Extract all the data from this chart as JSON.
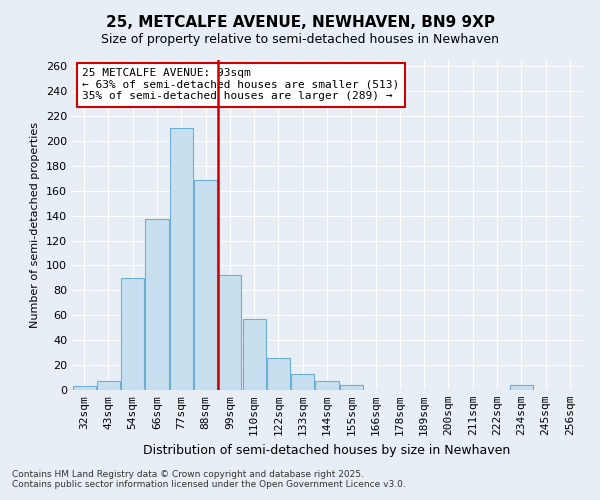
{
  "title": "25, METCALFE AVENUE, NEWHAVEN, BN9 9XP",
  "subtitle": "Size of property relative to semi-detached houses in Newhaven",
  "xlabel": "Distribution of semi-detached houses by size in Newhaven",
  "ylabel": "Number of semi-detached properties",
  "categories": [
    "32sqm",
    "43sqm",
    "54sqm",
    "66sqm",
    "77sqm",
    "88sqm",
    "99sqm",
    "110sqm",
    "122sqm",
    "133sqm",
    "144sqm",
    "155sqm",
    "166sqm",
    "178sqm",
    "189sqm",
    "200sqm",
    "211sqm",
    "222sqm",
    "234sqm",
    "245sqm",
    "256sqm"
  ],
  "values": [
    3,
    7,
    90,
    137,
    210,
    169,
    92,
    57,
    26,
    13,
    7,
    4,
    0,
    0,
    0,
    0,
    0,
    0,
    4,
    0,
    0
  ],
  "bar_color": "#c8dff0",
  "bar_edge_color": "#6baed6",
  "annotation_title": "25 METCALFE AVENUE: 93sqm",
  "annotation_line1": "← 63% of semi-detached houses are smaller (513)",
  "annotation_line2": "35% of semi-detached houses are larger (289) →",
  "annotation_box_color": "#cc0000",
  "line_x_index": 5.5,
  "ylim": [
    0,
    265
  ],
  "yticks": [
    0,
    20,
    40,
    60,
    80,
    100,
    120,
    140,
    160,
    180,
    200,
    220,
    240,
    260
  ],
  "footnote1": "Contains HM Land Registry data © Crown copyright and database right 2025.",
  "footnote2": "Contains public sector information licensed under the Open Government Licence v3.0.",
  "background_color": "#e8eef5",
  "grid_color": "#ffffff",
  "title_fontsize": 11,
  "subtitle_fontsize": 9,
  "ylabel_fontsize": 8,
  "xlabel_fontsize": 9,
  "tick_fontsize": 8,
  "annot_fontsize": 8
}
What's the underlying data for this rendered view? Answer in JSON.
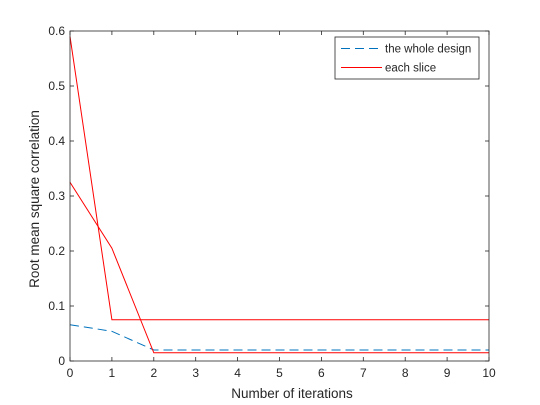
{
  "chart_data": {
    "type": "line",
    "title": "",
    "xlabel": "Number of iterations",
    "ylabel": "Root mean square correlation",
    "xlim": [
      0,
      10
    ],
    "ylim": [
      0,
      0.6
    ],
    "x_ticks": [
      0,
      1,
      2,
      3,
      4,
      5,
      6,
      7,
      8,
      9,
      10
    ],
    "y_ticks": [
      0,
      0.1,
      0.2,
      0.3,
      0.4,
      0.5,
      0.6
    ],
    "y_tick_labels": [
      "0",
      "0.1",
      "0.2",
      "0.3",
      "0.4",
      "0.5",
      "0.6"
    ],
    "grid": false,
    "legend_position": "top-right",
    "series": [
      {
        "name": "the whole design",
        "color": "#0072BD",
        "style": "dashed",
        "x": [
          0,
          1,
          2,
          3,
          4,
          5,
          6,
          7,
          8,
          9,
          10
        ],
        "y": [
          0.066,
          0.054,
          0.02,
          0.02,
          0.02,
          0.02,
          0.02,
          0.02,
          0.02,
          0.02,
          0.02
        ]
      },
      {
        "name": "each slice",
        "color": "#FF0000",
        "style": "solid",
        "x": [
          0,
          1,
          2,
          3,
          4,
          5,
          6,
          7,
          8,
          9,
          10
        ],
        "y": [
          0.59,
          0.075,
          0.075,
          0.075,
          0.075,
          0.075,
          0.075,
          0.075,
          0.075,
          0.075,
          0.075
        ]
      },
      {
        "name": "",
        "color": "#FF0000",
        "style": "solid",
        "x": [
          0,
          1,
          2,
          3,
          4,
          5,
          6,
          7,
          8,
          9,
          10
        ],
        "y": [
          0.325,
          0.205,
          0.015,
          0.015,
          0.015,
          0.015,
          0.015,
          0.015,
          0.015,
          0.015,
          0.015
        ]
      }
    ]
  }
}
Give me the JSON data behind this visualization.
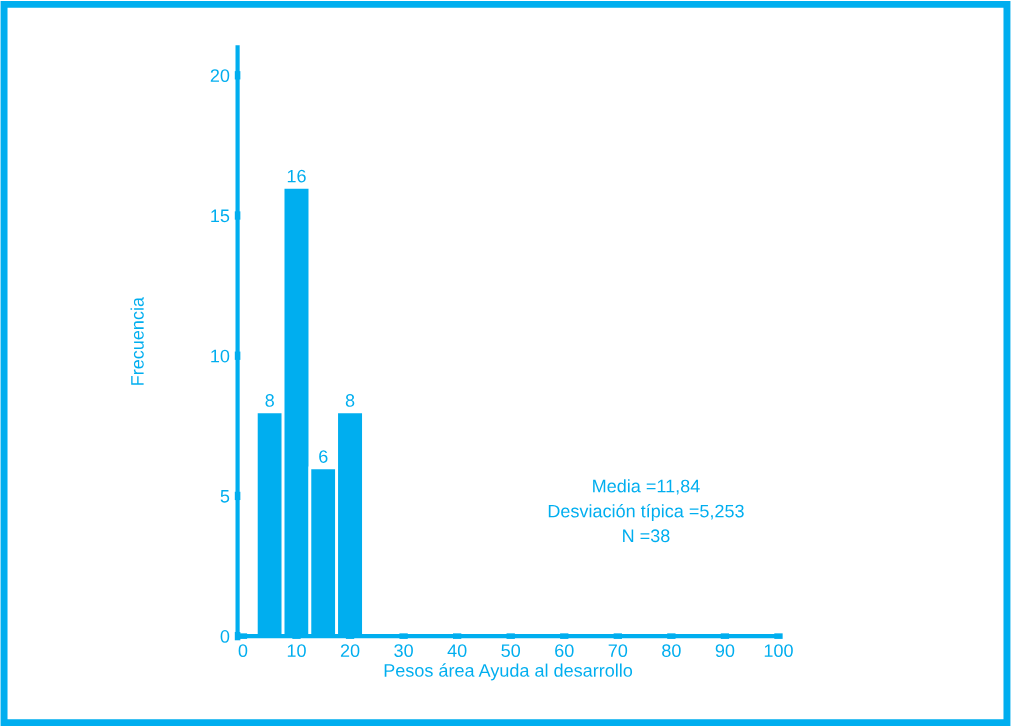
{
  "chart_data": {
    "type": "histogram",
    "xlabel": "Pesos área Ayuda al desarrollo",
    "ylabel": "Frecuencia",
    "bins": [
      2.5,
      7.5,
      12.5,
      17.5,
      22.5
    ],
    "values": [
      8,
      16,
      6,
      8
    ],
    "color": "#00aeef",
    "data_labels": true,
    "xlim": [
      -1,
      100
    ],
    "ylim": [
      0,
      21
    ],
    "xticks": [
      0,
      10,
      20,
      30,
      40,
      50,
      60,
      70,
      80,
      90,
      100
    ],
    "yticks": [
      0,
      5,
      10,
      15,
      20
    ],
    "grid": false,
    "annotations": [
      "Media =11,84\nDesviación típica =5,253\nN =38"
    ]
  }
}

Goal of the exercise: Copy out every line of the material above exactly, skipping the pictures.

Result of this exercise:
Extract all the data from this chart as JSON.
{
  "title": "25, METCALFE AVENUE, NEWHAVEN, BN9 9XP",
  "subtitle": "Size of property relative to semi-detached houses in Newhaven",
  "xlabel": "Distribution of semi-detached houses by size in Newhaven",
  "ylabel": "Number of semi-detached properties",
  "categories": [
    "32sqm",
    "43sqm",
    "54sqm",
    "66sqm",
    "77sqm",
    "88sqm",
    "99sqm",
    "110sqm",
    "122sqm",
    "133sqm",
    "144sqm",
    "155sqm",
    "166sqm",
    "178sqm",
    "189sqm",
    "200sqm",
    "211sqm",
    "222sqm",
    "234sqm",
    "245sqm",
    "256sqm"
  ],
  "values": [
    3,
    7,
    90,
    137,
    210,
    169,
    92,
    57,
    26,
    13,
    7,
    4,
    0,
    0,
    0,
    0,
    0,
    0,
    4,
    0,
    0
  ],
  "bar_color": "#c8dff0",
  "bar_edge_color": "#6baed6",
  "annotation_title": "25 METCALFE AVENUE: 93sqm",
  "annotation_line1": "← 63% of semi-detached houses are smaller (513)",
  "annotation_line2": "35% of semi-detached houses are larger (289) →",
  "annotation_box_color": "#cc0000",
  "line_x_index": 5.5,
  "ylim": [
    0,
    265
  ],
  "yticks": [
    0,
    20,
    40,
    60,
    80,
    100,
    120,
    140,
    160,
    180,
    200,
    220,
    240,
    260
  ],
  "footnote1": "Contains HM Land Registry data © Crown copyright and database right 2025.",
  "footnote2": "Contains public sector information licensed under the Open Government Licence v3.0.",
  "background_color": "#e8eef5",
  "grid_color": "#ffffff",
  "title_fontsize": 11,
  "subtitle_fontsize": 9,
  "ylabel_fontsize": 8,
  "xlabel_fontsize": 9,
  "tick_fontsize": 8,
  "annot_fontsize": 8
}
What's the underlying data for this rendered view? Answer in JSON.
{
  "chart_data": {
    "type": "line",
    "title": "",
    "xlabel": "Number of iterations",
    "ylabel": "Root mean square correlation",
    "xlim": [
      0,
      10
    ],
    "ylim": [
      0,
      0.6
    ],
    "x_ticks": [
      0,
      1,
      2,
      3,
      4,
      5,
      6,
      7,
      8,
      9,
      10
    ],
    "y_ticks": [
      0,
      0.1,
      0.2,
      0.3,
      0.4,
      0.5,
      0.6
    ],
    "y_tick_labels": [
      "0",
      "0.1",
      "0.2",
      "0.3",
      "0.4",
      "0.5",
      "0.6"
    ],
    "grid": false,
    "legend_position": "top-right",
    "series": [
      {
        "name": "the whole design",
        "color": "#0072BD",
        "style": "dashed",
        "x": [
          0,
          1,
          2,
          3,
          4,
          5,
          6,
          7,
          8,
          9,
          10
        ],
        "y": [
          0.066,
          0.054,
          0.02,
          0.02,
          0.02,
          0.02,
          0.02,
          0.02,
          0.02,
          0.02,
          0.02
        ]
      },
      {
        "name": "each slice",
        "color": "#FF0000",
        "style": "solid",
        "x": [
          0,
          1,
          2,
          3,
          4,
          5,
          6,
          7,
          8,
          9,
          10
        ],
        "y": [
          0.59,
          0.075,
          0.075,
          0.075,
          0.075,
          0.075,
          0.075,
          0.075,
          0.075,
          0.075,
          0.075
        ]
      },
      {
        "name": "",
        "color": "#FF0000",
        "style": "solid",
        "x": [
          0,
          1,
          2,
          3,
          4,
          5,
          6,
          7,
          8,
          9,
          10
        ],
        "y": [
          0.325,
          0.205,
          0.015,
          0.015,
          0.015,
          0.015,
          0.015,
          0.015,
          0.015,
          0.015,
          0.015
        ]
      }
    ]
  }
}
Give me the JSON data behind this visualization.
{
  "chart_data": {
    "type": "histogram",
    "xlabel": "Pesos área Ayuda al desarrollo",
    "ylabel": "Frecuencia",
    "bins": [
      2.5,
      7.5,
      12.5,
      17.5,
      22.5
    ],
    "values": [
      8,
      16,
      6,
      8
    ],
    "color": "#00aeef",
    "data_labels": true,
    "xlim": [
      -1,
      100
    ],
    "ylim": [
      0,
      21
    ],
    "xticks": [
      0,
      10,
      20,
      30,
      40,
      50,
      60,
      70,
      80,
      90,
      100
    ],
    "yticks": [
      0,
      5,
      10,
      15,
      20
    ],
    "grid": false,
    "annotations": [
      "Media =11,84\nDesviación típica =5,253\nN =38"
    ]
  }
}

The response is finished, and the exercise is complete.